== PROVIDED INFORMATION

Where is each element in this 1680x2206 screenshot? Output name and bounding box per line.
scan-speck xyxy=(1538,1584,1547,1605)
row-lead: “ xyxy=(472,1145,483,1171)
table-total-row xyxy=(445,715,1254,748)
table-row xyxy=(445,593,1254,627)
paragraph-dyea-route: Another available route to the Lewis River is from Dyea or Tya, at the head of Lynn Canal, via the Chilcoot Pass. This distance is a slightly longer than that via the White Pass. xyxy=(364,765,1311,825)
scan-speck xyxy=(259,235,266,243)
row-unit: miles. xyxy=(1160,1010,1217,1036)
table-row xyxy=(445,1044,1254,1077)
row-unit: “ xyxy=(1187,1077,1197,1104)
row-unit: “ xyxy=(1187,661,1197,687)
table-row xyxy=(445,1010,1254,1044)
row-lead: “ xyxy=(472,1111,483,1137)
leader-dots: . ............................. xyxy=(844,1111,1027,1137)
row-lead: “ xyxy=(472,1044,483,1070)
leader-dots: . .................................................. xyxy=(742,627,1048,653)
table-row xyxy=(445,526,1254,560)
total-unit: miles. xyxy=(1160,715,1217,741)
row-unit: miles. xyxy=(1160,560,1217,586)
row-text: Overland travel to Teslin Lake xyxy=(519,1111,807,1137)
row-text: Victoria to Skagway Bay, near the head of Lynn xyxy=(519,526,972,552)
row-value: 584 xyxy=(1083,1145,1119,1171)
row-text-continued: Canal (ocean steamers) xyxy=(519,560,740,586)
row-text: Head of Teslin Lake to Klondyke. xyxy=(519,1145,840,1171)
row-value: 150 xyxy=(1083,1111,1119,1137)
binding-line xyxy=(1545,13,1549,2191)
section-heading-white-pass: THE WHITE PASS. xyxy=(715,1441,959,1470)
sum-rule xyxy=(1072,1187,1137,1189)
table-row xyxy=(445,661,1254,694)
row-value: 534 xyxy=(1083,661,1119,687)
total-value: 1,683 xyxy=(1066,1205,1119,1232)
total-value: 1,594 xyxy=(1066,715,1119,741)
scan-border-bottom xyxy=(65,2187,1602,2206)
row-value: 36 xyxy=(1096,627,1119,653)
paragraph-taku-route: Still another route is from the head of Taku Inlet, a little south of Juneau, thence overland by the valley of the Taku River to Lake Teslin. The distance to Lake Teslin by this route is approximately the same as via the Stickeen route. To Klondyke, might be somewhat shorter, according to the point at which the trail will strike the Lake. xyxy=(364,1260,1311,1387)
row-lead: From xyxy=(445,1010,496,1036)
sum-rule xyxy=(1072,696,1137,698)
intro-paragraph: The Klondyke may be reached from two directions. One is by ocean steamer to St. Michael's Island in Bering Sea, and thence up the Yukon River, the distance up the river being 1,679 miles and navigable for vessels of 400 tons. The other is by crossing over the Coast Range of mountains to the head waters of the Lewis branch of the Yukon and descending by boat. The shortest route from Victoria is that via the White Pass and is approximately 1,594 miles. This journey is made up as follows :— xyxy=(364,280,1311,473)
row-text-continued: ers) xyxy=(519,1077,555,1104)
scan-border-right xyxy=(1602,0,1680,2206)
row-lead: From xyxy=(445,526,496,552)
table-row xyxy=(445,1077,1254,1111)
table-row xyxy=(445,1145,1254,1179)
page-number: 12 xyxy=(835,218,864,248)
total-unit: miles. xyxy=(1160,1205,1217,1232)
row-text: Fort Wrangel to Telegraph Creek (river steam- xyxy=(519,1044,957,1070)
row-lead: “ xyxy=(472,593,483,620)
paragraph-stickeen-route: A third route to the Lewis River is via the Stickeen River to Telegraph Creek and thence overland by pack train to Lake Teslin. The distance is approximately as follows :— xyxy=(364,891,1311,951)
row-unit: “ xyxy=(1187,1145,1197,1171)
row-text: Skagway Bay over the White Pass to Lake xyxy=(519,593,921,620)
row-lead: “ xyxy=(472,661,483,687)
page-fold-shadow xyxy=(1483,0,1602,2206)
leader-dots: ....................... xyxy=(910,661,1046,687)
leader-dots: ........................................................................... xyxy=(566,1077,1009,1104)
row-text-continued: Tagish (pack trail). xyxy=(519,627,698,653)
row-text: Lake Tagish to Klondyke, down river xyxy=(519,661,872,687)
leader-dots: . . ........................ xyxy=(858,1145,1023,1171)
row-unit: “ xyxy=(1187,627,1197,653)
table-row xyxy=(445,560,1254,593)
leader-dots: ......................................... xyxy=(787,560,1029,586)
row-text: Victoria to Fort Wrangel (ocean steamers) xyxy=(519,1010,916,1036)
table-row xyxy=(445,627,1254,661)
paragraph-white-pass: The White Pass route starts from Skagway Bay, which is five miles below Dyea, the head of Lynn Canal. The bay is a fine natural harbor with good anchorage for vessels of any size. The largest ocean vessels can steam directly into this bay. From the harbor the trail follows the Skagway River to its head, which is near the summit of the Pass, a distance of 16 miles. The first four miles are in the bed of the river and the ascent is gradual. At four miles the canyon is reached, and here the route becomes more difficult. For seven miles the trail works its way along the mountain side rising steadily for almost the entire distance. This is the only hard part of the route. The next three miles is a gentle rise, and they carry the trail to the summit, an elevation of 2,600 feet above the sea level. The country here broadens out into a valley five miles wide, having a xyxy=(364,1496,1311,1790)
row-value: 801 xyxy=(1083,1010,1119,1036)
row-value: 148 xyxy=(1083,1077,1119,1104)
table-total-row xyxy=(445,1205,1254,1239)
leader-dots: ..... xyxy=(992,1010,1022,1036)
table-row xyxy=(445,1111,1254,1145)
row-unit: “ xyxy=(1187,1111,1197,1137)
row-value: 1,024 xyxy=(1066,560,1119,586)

====

WHAT IS ASKED ▸ Reproduce every line of the records above without changing anything.

SOLUTION TO THIS PROBLEM ▸
Where is each element in this 1680x2206 screenshot? Output name and bounding box per line.
scan-speck xyxy=(1538,1584,1547,1605)
row-lead: “ xyxy=(472,1145,483,1171)
table-total-row xyxy=(445,715,1254,748)
table-row xyxy=(445,593,1254,627)
paragraph-dyea-route: Another available route to the Lewis River is from Dyea or Tya, at the head of Lynn Canal, via the Chilcoot Pass. This distance is a slightly longer than that via the White Pass. xyxy=(364,765,1311,825)
scan-speck xyxy=(259,235,266,243)
row-unit: miles. xyxy=(1160,1010,1217,1036)
table-row xyxy=(445,1044,1254,1077)
row-unit: “ xyxy=(1187,1077,1197,1104)
row-unit: “ xyxy=(1187,661,1197,687)
table-row xyxy=(445,1010,1254,1044)
row-lead: “ xyxy=(472,1111,483,1137)
leader-dots: . ............................. xyxy=(844,1111,1027,1137)
row-lead: “ xyxy=(472,1044,483,1070)
leader-dots: . .................................................. xyxy=(742,627,1048,653)
table-row xyxy=(445,526,1254,560)
total-unit: miles. xyxy=(1160,715,1217,741)
row-unit: miles. xyxy=(1160,560,1217,586)
row-text: Overland travel to Teslin Lake xyxy=(519,1111,807,1137)
row-text: Victoria to Skagway Bay, near the head of Lynn xyxy=(519,526,972,552)
row-value: 584 xyxy=(1083,1145,1119,1171)
row-text-continued: Canal (ocean steamers) xyxy=(519,560,740,586)
row-text: Head of Teslin Lake to Klondyke. xyxy=(519,1145,840,1171)
row-value: 150 xyxy=(1083,1111,1119,1137)
binding-line xyxy=(1545,13,1549,2191)
section-heading-white-pass: THE WHITE PASS. xyxy=(715,1441,959,1470)
sum-rule xyxy=(1072,1187,1137,1189)
table-row xyxy=(445,661,1254,694)
row-value: 534 xyxy=(1083,661,1119,687)
total-value: 1,683 xyxy=(1066,1205,1119,1232)
total-value: 1,594 xyxy=(1066,715,1119,741)
scan-border-bottom xyxy=(65,2187,1602,2206)
row-value: 36 xyxy=(1096,627,1119,653)
paragraph-taku-route: Still another route is from the head of Taku Inlet, a little south of Juneau, thence overland by the valley of the Taku River to Lake Teslin. The distance to Lake Teslin by this route is approximately the same as via the Stickeen route. To Klondyke, might be somewhat shorter, according to the point at which the trail will strike the Lake. xyxy=(364,1260,1311,1387)
row-lead: From xyxy=(445,1010,496,1036)
sum-rule xyxy=(1072,696,1137,698)
intro-paragraph: The Klondyke may be reached from two directions. One is by ocean steamer to St. Michael's Island in Bering Sea, and thence up the Yukon River, the distance up the river being 1,679 miles and navigable for vessels of 400 tons. The other is by crossing over the Coast Range of mountains to the head waters of the Lewis branch of the Yukon and descending by boat. The shortest route from Victoria is that via the White Pass and is approximately 1,594 miles. This journey is made up as follows :— xyxy=(364,280,1311,473)
row-text-continued: ers) xyxy=(519,1077,555,1104)
scan-border-right xyxy=(1602,0,1680,2206)
row-lead: From xyxy=(445,526,496,552)
table-row xyxy=(445,1077,1254,1111)
table-row xyxy=(445,1145,1254,1179)
page-number: 12 xyxy=(835,218,864,248)
total-unit: miles. xyxy=(1160,1205,1217,1232)
row-text: Fort Wrangel to Telegraph Creek (river steam- xyxy=(519,1044,957,1070)
row-lead: “ xyxy=(472,593,483,620)
paragraph-stickeen-route: A third route to the Lewis River is via the Stickeen River to Telegraph Creek and thence overland by pack train to Lake Teslin. The distance is approximately as follows :— xyxy=(364,891,1311,951)
row-unit: “ xyxy=(1187,1145,1197,1171)
row-text: Skagway Bay over the White Pass to Lake xyxy=(519,593,921,620)
row-lead: “ xyxy=(472,661,483,687)
page-fold-shadow xyxy=(1483,0,1602,2206)
leader-dots: ....................... xyxy=(910,661,1046,687)
leader-dots: ........................................................................... xyxy=(566,1077,1009,1104)
row-text-continued: Tagish (pack trail). xyxy=(519,627,698,653)
row-text: Lake Tagish to Klondyke, down river xyxy=(519,661,872,687)
leader-dots: . . ........................ xyxy=(858,1145,1023,1171)
row-unit: “ xyxy=(1187,627,1197,653)
table-row xyxy=(445,560,1254,593)
leader-dots: ......................................... xyxy=(787,560,1029,586)
row-text: Victoria to Fort Wrangel (ocean steamers) xyxy=(519,1010,916,1036)
table-row xyxy=(445,627,1254,661)
paragraph-white-pass: The White Pass route starts from Skagway Bay, which is five miles below Dyea, the head of Lynn Canal. The bay is a fine natural harbor with good anchorage for vessels of any size. The largest ocean vessels can steam directly into this bay. From the harbor the trail follows the Skagway River to its head, which is near the summit of the Pass, a distance of 16 miles. The first four miles are in the bed of the river and the ascent is gradual. At four miles the canyon is reached, and here the route becomes more difficult. For seven miles the trail works its way along the mountain side rising steadily for almost the entire distance. This is the only hard part of the route. The next three miles is a gentle rise, and they carry the trail to the summit, an elevation of 2,600 feet above the sea level. The country here broadens out into a valley five miles wide, having a xyxy=(364,1496,1311,1790)
row-value: 801 xyxy=(1083,1010,1119,1036)
row-value: 148 xyxy=(1083,1077,1119,1104)
table-total-row xyxy=(445,1205,1254,1239)
leader-dots: ..... xyxy=(992,1010,1022,1036)
table-row xyxy=(445,1111,1254,1145)
row-unit: “ xyxy=(1187,1111,1197,1137)
row-value: 1,024 xyxy=(1066,560,1119,586)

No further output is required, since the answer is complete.